Find each line with the string "tags" and report it.

# Supplied records
_ _ _ _
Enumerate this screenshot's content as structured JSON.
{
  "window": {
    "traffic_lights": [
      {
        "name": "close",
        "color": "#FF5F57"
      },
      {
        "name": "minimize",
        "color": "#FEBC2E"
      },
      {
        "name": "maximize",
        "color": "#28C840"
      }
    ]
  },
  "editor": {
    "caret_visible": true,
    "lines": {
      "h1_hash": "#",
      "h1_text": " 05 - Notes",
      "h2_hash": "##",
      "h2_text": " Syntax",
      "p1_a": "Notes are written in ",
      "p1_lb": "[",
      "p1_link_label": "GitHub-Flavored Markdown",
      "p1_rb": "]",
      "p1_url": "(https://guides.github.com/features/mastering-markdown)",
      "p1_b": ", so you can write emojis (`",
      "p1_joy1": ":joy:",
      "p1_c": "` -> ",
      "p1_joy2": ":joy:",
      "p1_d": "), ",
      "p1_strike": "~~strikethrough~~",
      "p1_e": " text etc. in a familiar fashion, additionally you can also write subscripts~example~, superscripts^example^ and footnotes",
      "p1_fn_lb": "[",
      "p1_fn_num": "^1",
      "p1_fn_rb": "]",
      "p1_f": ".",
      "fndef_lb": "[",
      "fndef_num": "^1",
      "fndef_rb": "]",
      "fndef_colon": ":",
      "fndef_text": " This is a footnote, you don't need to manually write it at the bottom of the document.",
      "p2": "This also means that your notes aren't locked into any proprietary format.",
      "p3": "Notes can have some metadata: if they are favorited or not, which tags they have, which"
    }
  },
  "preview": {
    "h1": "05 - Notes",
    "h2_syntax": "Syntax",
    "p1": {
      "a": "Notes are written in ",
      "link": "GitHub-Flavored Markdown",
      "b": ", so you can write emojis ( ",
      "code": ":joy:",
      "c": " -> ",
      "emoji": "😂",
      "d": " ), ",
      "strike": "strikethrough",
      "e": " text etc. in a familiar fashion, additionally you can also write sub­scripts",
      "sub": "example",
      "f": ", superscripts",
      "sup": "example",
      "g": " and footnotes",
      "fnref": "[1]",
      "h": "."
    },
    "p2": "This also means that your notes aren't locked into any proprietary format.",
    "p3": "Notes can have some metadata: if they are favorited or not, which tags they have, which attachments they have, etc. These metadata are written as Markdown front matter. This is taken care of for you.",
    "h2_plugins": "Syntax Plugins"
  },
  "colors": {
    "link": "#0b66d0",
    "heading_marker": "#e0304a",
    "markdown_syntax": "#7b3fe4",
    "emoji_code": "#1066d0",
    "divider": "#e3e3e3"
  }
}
_ _ _ _
# Answer
      "p3": "Notes can have some metadata: if they are favorited or not, which tags they have, which"
    "p3": "Notes can have some metadata: if they are favorited or not, which tags they have, which attachments they have, etc. These metadata are written as Markdown front matter. This is taken care of for you.",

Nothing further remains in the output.